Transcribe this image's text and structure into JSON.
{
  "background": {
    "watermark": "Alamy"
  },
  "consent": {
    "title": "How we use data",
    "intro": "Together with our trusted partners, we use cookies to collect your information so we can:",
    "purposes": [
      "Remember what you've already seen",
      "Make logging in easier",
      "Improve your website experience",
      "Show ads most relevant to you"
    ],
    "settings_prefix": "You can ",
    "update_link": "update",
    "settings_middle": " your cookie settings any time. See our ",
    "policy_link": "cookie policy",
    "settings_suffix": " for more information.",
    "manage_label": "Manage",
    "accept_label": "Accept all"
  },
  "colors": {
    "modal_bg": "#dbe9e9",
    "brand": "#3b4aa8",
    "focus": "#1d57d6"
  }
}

= = = = =

Quote every line of the data, word for word.

Exercise answer:
Transcribe this image's text and structure into JSON.
{
  "background": {
    "watermark": "Alamy"
  },
  "consent": {
    "title": "How we use data",
    "intro": "Together with our trusted partners, we use cookies to collect your information so we can:",
    "purposes": [
      "Remember what you've already seen",
      "Make logging in easier",
      "Improve your website experience",
      "Show ads most relevant to you"
    ],
    "settings_prefix": "You can ",
    "update_link": "update",
    "settings_middle": " your cookie settings any time. See our ",
    "policy_link": "cookie policy",
    "settings_suffix": " for more information.",
    "manage_label": "Manage",
    "accept_label": "Accept all"
  },
  "colors": {
    "modal_bg": "#dbe9e9",
    "brand": "#3b4aa8",
    "focus": "#1d57d6"
  }
}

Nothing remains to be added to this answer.